Task description – Would you pull out every line of the material that contains the string "this"?

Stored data
● ● ● ● ● ● ●
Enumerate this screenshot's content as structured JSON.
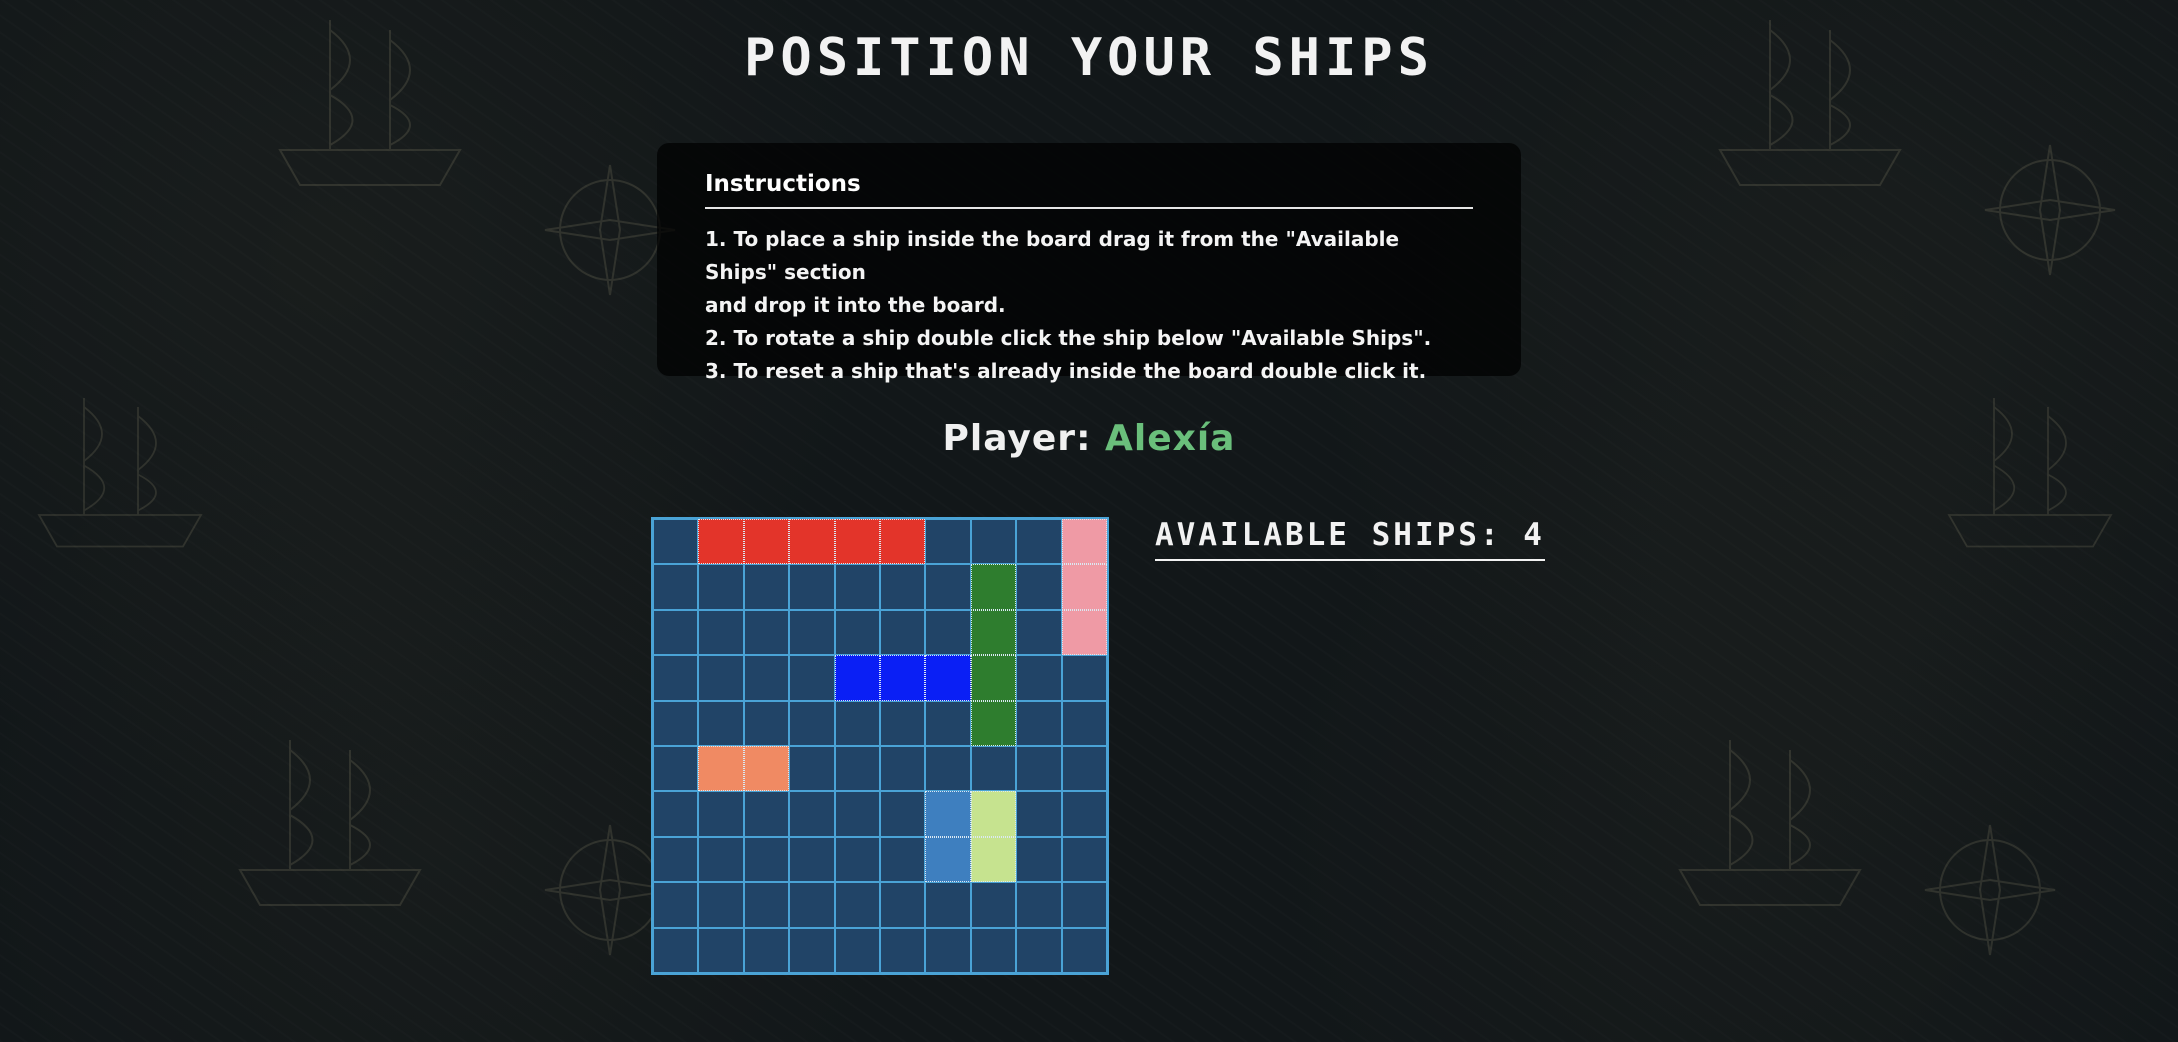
{
  "title": "POSITION YOUR SHIPS",
  "instructions": {
    "heading": "Instructions",
    "lines": [
      "1. To place a ship inside the board drag it from the \"Available Ships\" section",
      "and drop it into the board.",
      "2. To rotate a ship double click the ship below \"Available Ships\".",
      "3. To reset a ship that's already inside the board double click it."
    ]
  },
  "player": {
    "label": "Player: ",
    "name": "Alexía",
    "name_color": "#6abf7b"
  },
  "available_ships": {
    "label": "AVAILABLE SHIPS: 4"
  },
  "board": {
    "rows": 10,
    "cols": 10,
    "water_color": "#214467",
    "grid_color": "#4aa3d6",
    "ships": [
      {
        "name": "red-ship",
        "color": "#e3342a",
        "cells": [
          [
            0,
            1
          ],
          [
            0,
            2
          ],
          [
            0,
            3
          ],
          [
            0,
            4
          ],
          [
            0,
            5
          ]
        ]
      },
      {
        "name": "pink-ship",
        "color": "#ef9aa5",
        "cells": [
          [
            0,
            9
          ],
          [
            1,
            9
          ],
          [
            2,
            9
          ]
        ]
      },
      {
        "name": "green-ship",
        "color": "#2e7d2e",
        "cells": [
          [
            1,
            7
          ],
          [
            2,
            7
          ],
          [
            3,
            7
          ],
          [
            4,
            7
          ]
        ]
      },
      {
        "name": "blue-ship",
        "color": "#0a1ff5",
        "cells": [
          [
            3,
            4
          ],
          [
            3,
            5
          ],
          [
            3,
            6
          ]
        ]
      },
      {
        "name": "orange-ship",
        "color": "#f08a63",
        "cells": [
          [
            5,
            1
          ],
          [
            5,
            2
          ]
        ]
      },
      {
        "name": "steel-ship",
        "color": "#3e7fbf",
        "cells": [
          [
            6,
            6
          ],
          [
            7,
            6
          ]
        ]
      },
      {
        "name": "lime-ship",
        "color": "#c6e38f",
        "cells": [
          [
            6,
            7
          ],
          [
            7,
            7
          ]
        ]
      }
    ]
  }
}
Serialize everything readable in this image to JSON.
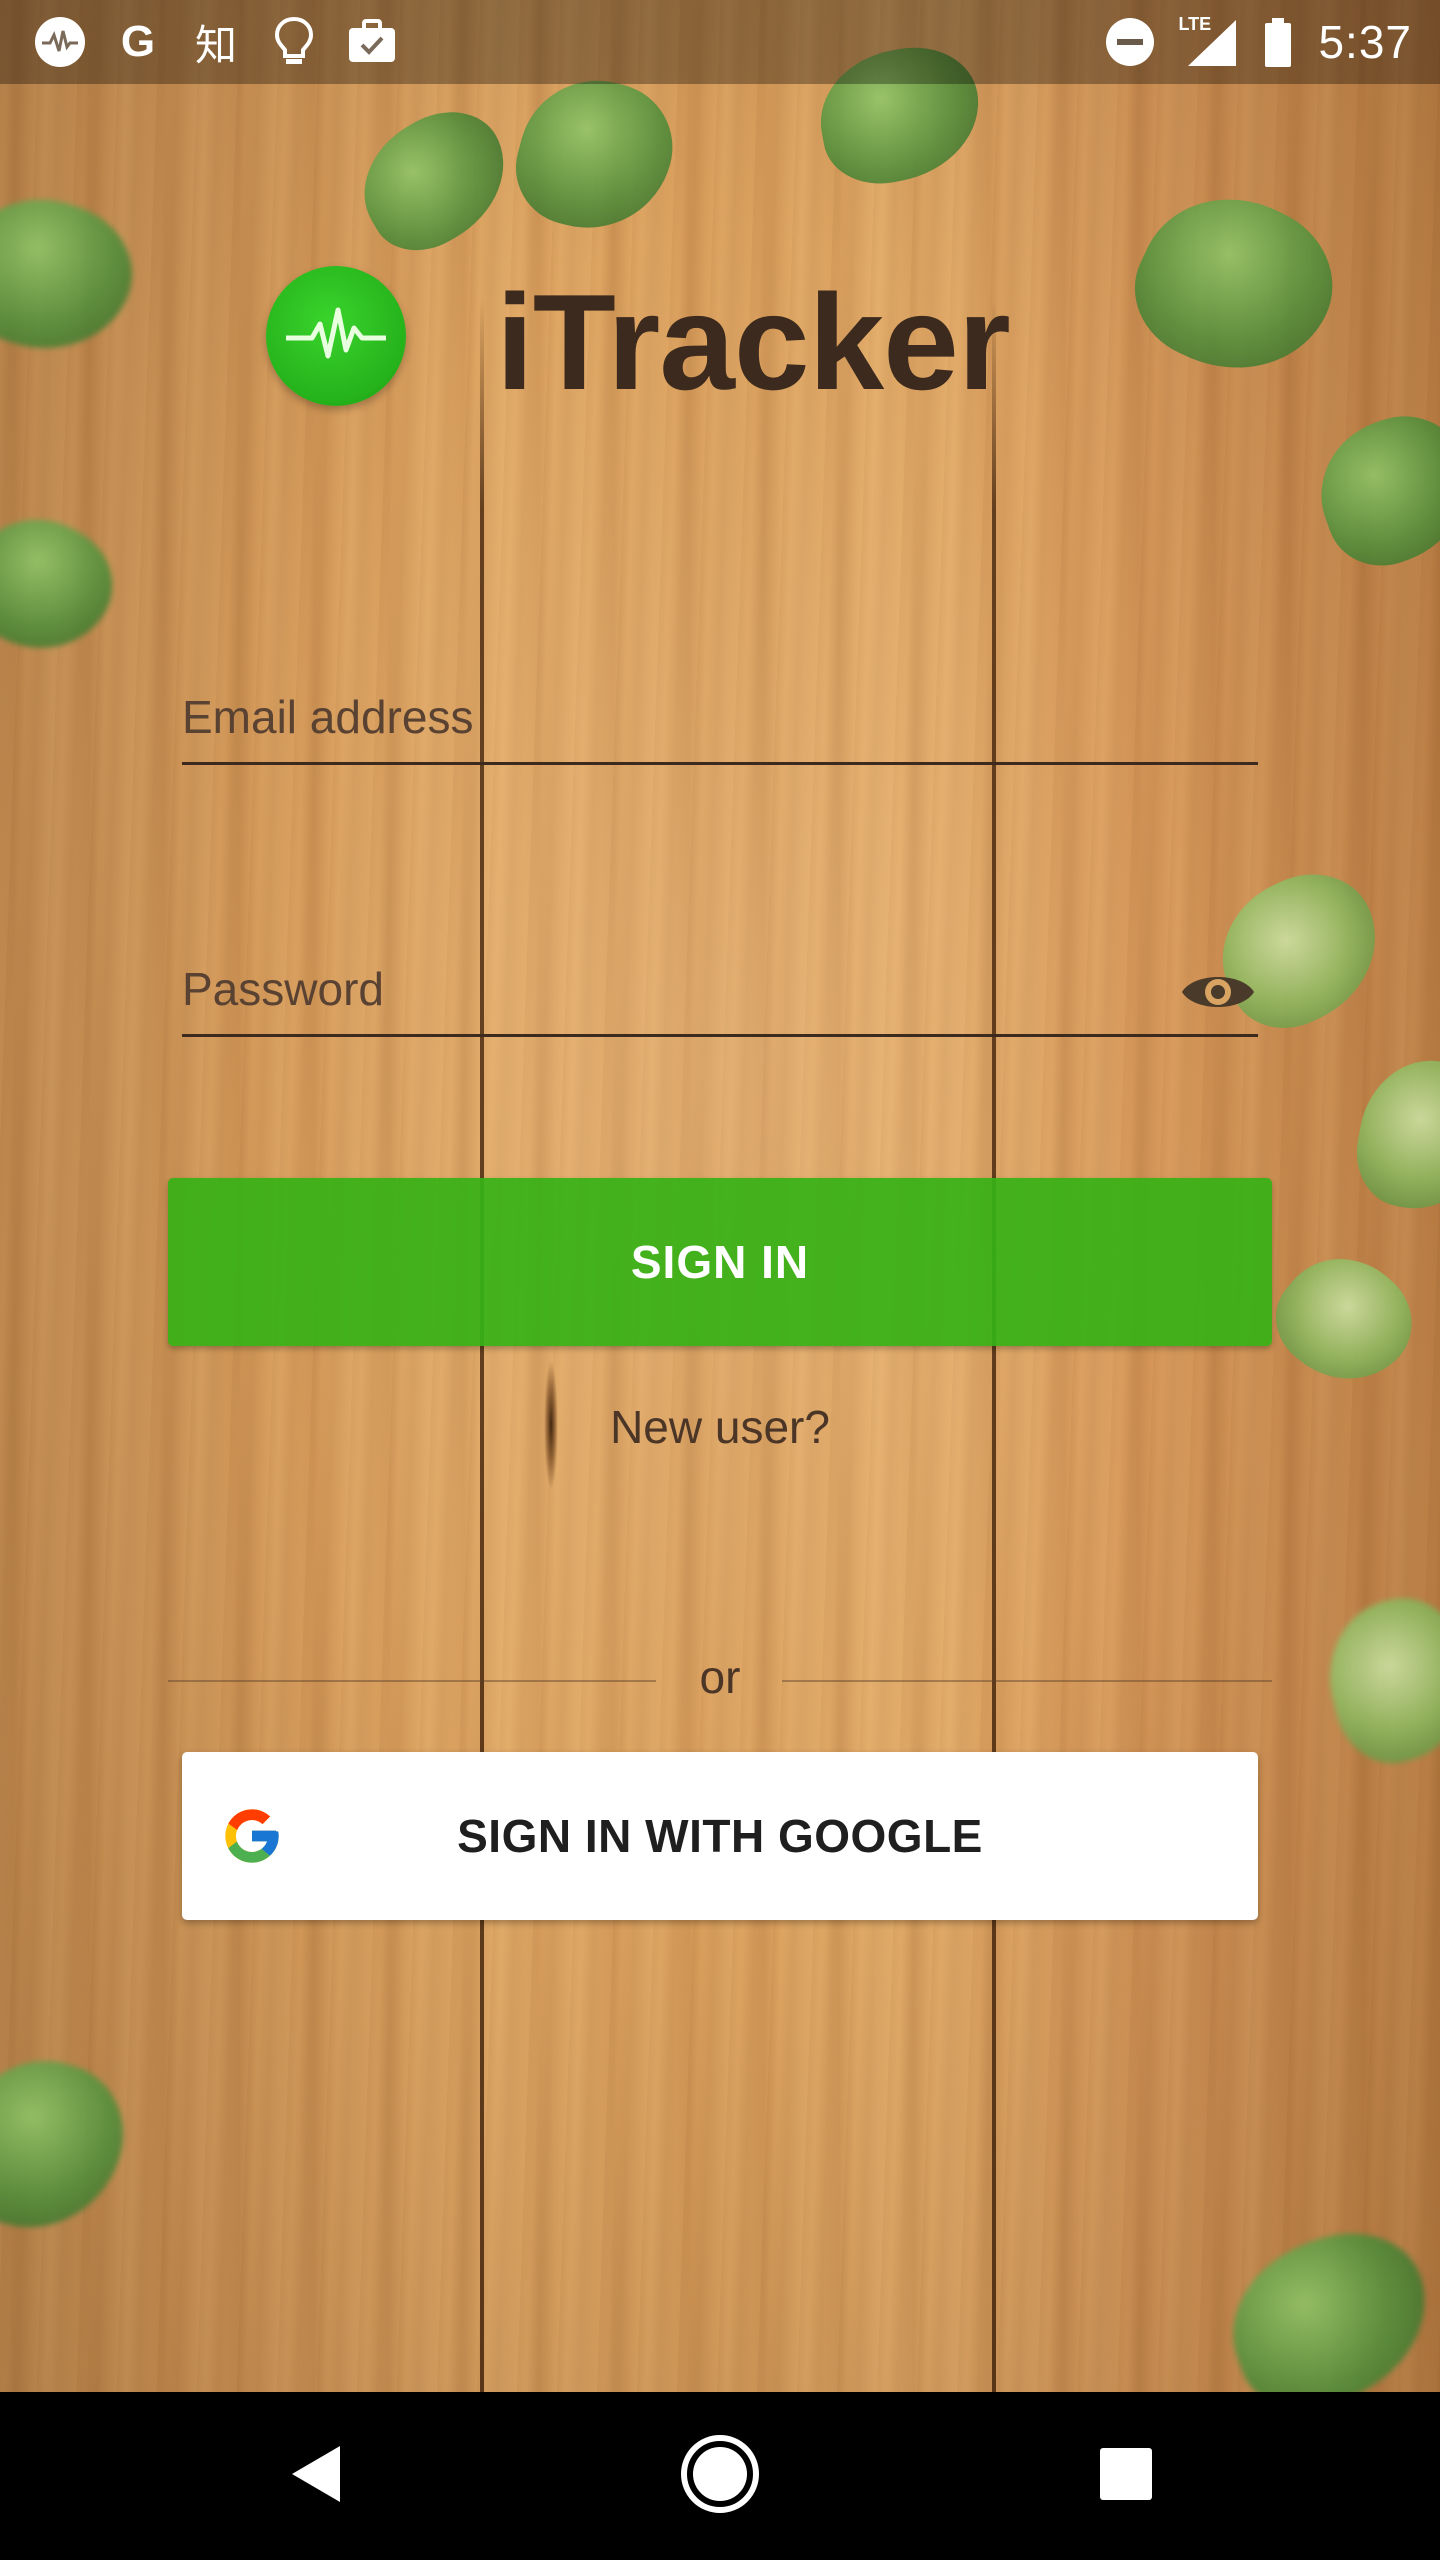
{
  "status_bar": {
    "time": "5:37",
    "network": "LTE",
    "left_icons": [
      "activity-icon",
      "google-icon",
      "zhihu-icon",
      "lightbulb-icon",
      "briefcase-check-icon"
    ],
    "right_icons": [
      "do-not-disturb-icon",
      "signal-icon",
      "battery-icon"
    ],
    "zhihu_glyph": "知",
    "google_glyph": "G"
  },
  "app": {
    "title": "iTracker",
    "brand_color": "#2fbf23"
  },
  "form": {
    "email_placeholder": "Email address",
    "email_value": "",
    "password_placeholder": "Password",
    "password_value": ""
  },
  "buttons": {
    "sign_in": "SIGN IN",
    "new_user": "New user?",
    "divider_text": "or",
    "google_sign_in": "SIGN IN WITH GOOGLE"
  },
  "nav": {
    "back": "back-icon",
    "home": "home-icon",
    "recents": "recents-icon"
  }
}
● ● ● ● ● ● ●
Result of the task –
Enumerate this screenshot's content as structured JSON.
Serialize everything readable in this image to JSON.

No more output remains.